* Records to process *

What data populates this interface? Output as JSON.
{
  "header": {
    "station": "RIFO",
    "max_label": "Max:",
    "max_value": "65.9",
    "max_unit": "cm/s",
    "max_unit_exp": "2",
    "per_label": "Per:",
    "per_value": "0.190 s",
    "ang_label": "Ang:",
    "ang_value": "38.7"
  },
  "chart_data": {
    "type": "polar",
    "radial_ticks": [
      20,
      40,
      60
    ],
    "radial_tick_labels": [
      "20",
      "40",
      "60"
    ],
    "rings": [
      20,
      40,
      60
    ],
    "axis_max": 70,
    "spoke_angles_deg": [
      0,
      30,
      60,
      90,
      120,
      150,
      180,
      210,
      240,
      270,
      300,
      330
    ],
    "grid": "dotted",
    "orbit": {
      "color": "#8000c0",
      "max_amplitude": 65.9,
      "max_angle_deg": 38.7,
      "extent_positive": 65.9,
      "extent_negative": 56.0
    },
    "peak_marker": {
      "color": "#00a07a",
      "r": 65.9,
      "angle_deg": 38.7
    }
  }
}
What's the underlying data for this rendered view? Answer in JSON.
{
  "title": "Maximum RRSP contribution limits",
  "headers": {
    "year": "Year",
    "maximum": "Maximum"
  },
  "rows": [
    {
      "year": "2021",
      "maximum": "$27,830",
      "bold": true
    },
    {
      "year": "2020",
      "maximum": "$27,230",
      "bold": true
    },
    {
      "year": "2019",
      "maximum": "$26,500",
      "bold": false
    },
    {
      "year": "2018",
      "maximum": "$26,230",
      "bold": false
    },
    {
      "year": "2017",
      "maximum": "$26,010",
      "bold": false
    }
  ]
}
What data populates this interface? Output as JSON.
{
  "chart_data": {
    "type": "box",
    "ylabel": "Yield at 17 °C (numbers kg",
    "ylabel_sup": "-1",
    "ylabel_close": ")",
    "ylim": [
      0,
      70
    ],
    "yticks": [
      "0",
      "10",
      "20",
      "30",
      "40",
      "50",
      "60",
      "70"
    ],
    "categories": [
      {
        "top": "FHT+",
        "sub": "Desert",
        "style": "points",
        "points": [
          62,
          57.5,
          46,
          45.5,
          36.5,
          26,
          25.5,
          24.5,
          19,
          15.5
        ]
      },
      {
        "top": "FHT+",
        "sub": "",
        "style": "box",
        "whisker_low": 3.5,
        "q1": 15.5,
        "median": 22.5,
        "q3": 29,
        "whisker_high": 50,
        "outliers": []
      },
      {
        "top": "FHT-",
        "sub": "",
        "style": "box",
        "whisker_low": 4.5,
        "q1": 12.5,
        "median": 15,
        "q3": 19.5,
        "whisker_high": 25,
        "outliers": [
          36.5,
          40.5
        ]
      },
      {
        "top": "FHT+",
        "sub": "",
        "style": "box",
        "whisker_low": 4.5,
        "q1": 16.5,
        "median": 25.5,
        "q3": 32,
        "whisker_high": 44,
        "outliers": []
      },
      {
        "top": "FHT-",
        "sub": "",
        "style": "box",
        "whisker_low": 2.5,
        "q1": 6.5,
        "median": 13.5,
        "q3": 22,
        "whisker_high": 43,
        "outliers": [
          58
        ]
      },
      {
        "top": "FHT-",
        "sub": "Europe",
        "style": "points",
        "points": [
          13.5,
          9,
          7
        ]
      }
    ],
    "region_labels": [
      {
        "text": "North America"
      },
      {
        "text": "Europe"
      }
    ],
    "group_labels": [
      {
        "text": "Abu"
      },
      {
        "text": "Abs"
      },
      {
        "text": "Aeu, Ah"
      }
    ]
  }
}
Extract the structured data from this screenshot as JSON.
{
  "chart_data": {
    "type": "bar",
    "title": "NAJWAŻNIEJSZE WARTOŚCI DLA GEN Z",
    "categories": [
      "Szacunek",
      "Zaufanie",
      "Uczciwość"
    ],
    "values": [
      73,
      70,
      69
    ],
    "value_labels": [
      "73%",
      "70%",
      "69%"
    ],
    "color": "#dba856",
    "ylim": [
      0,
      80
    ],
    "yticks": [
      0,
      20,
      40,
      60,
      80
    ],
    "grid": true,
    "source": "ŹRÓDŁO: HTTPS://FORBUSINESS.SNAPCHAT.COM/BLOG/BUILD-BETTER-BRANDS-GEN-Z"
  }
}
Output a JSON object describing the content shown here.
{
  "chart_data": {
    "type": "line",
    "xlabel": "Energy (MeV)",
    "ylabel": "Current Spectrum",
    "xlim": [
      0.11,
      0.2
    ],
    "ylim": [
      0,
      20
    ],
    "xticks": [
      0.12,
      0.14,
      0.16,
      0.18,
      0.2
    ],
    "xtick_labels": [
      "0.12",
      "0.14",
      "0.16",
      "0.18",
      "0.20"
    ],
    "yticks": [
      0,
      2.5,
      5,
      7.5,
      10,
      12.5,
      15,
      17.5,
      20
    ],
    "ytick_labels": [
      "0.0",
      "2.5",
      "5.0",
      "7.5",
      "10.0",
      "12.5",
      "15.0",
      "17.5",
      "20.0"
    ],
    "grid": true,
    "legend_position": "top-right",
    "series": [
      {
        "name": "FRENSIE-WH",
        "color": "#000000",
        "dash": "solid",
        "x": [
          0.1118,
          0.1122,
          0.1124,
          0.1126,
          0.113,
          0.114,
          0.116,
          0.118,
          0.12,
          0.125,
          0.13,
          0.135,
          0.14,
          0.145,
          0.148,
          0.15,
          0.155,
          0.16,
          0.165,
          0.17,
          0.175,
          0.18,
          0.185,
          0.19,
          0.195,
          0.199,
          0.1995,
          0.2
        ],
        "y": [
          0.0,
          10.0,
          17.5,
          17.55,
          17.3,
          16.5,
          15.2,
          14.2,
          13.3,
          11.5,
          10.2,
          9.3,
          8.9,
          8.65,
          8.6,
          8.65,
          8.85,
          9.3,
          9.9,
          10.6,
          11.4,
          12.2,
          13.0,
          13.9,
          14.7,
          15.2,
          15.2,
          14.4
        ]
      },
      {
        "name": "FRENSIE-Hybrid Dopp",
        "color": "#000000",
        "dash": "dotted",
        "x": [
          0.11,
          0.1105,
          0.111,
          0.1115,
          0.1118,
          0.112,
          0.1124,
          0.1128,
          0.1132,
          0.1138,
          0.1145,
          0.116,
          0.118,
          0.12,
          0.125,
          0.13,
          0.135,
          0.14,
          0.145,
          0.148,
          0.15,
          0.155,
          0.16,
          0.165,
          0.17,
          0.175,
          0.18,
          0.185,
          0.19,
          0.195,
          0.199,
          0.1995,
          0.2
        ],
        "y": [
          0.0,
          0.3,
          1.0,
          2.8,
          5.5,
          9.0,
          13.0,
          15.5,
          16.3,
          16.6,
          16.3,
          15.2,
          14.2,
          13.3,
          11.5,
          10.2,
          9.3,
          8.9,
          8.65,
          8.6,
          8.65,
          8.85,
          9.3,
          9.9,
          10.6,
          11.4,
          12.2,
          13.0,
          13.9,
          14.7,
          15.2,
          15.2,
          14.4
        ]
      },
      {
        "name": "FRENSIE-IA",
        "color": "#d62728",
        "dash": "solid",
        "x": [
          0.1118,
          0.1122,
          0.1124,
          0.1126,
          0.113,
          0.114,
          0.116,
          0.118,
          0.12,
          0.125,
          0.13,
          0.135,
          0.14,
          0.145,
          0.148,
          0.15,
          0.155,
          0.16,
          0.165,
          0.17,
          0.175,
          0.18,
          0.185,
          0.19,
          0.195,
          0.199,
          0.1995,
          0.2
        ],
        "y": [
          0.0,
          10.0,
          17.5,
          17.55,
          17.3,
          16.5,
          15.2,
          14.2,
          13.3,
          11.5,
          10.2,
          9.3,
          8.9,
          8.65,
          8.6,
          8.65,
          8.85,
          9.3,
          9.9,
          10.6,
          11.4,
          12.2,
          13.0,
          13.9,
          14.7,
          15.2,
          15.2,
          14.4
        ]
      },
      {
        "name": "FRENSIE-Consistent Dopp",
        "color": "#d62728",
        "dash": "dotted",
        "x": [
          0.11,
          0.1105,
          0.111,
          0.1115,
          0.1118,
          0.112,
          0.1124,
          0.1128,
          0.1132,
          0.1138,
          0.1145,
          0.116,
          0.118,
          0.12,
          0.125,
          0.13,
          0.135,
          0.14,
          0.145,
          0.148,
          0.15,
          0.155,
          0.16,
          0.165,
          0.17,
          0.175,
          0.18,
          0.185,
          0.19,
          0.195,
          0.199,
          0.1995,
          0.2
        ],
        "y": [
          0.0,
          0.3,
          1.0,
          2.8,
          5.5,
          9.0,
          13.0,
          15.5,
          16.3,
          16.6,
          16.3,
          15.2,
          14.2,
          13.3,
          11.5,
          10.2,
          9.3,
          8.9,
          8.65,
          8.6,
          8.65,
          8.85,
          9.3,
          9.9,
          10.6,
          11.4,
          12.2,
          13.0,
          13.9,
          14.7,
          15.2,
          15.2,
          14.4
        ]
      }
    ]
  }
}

* To do *
Scan the records above for the string "FRENSIE", then select every line that holds it.

* Final result *
        "name": "FRENSIE-WH",
        "name": "FRENSIE-Hybrid Dopp",
        "name": "FRENSIE-IA",
        "name": "FRENSIE-Consistent Dopp",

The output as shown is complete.